(ИСХОДНЫЙ ОТРЫВОК)
# # # #
Если братоубийца и машиностроитель, Каин, прав; если правы те, для кого вся природа – «механика», то рано или поздно схватит человека за горло и задушит человекообразная машина, Автомат. Вот от чего спасает или могло бы спасти нас дело св. Франциска – между человеком и тварью восстановленный мир.[184]
LXIX
«Ласкам его улыбалась вся тварь… и воли его покорно слушалась», как воли первого человека, Адама, в раю: что это значит, видно по легенде о слепнущем Франциске.
Зная, что его уже от слепоты не исцелит никто, соглашается он, по настоянию братьев, на тогдашнее варварское лечение – прижигание висков раскаленным добела железом. Докрасна еще только накалилось оно, на углях жаровни, когда бежали все, оставив его наедине с двумя последними братьями, Огнем и Врачом. Ближе был Франциску в эту минуту брат Огонь, чем брат Человек.
– Брат мой, Огонь, – сказал Блаженный, осеняя раскаленное добела железо крестным знамением, – брат мой, Огонь, я всегда любил Тебя за то, что ты из всех творений Божьих самое могучее и прекрасное. Будь же милостив ко мне: тихо жги меня, так, чтобы я мог вынести!
# # # #
Пожалуйста, объясните по отрывку о святом Франциске, за что Франциск, по его собственным словам, всегда любил брата Огня.
# # # #
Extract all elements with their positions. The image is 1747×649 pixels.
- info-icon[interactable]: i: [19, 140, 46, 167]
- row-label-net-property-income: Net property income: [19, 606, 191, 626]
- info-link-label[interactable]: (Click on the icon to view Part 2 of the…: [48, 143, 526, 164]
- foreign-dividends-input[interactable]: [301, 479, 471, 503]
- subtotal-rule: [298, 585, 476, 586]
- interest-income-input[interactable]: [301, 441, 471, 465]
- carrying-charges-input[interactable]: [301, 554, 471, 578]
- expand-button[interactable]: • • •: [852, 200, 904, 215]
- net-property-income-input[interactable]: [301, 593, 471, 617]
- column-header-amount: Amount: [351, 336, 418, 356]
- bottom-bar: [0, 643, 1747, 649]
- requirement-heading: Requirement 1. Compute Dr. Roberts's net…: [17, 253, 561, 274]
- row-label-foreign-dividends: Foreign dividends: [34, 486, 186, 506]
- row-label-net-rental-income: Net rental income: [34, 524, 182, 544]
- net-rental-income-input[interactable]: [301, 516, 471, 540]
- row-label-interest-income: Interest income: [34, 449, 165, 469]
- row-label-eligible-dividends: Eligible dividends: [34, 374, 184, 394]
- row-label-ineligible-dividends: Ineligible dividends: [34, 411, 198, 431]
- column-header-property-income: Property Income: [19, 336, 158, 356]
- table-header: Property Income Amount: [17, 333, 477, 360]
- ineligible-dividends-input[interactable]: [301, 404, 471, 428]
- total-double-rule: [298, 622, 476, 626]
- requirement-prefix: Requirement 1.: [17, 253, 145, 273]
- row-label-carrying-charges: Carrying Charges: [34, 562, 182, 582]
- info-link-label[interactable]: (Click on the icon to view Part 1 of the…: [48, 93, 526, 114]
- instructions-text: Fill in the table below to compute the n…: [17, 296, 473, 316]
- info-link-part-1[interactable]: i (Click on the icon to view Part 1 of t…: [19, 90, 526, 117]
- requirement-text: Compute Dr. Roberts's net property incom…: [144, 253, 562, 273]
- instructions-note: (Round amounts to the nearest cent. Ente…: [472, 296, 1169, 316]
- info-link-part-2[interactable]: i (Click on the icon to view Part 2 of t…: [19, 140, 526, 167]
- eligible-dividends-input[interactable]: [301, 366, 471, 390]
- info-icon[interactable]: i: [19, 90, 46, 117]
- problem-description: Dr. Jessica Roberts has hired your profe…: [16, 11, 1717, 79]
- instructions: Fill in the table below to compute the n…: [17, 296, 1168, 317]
# # # #
(ПИСЬМЕННЫЙ ОТВЕТ) Франциск всегда любил Огонь за то, что тот из всех творений Божьих самое могучее и прекрасное.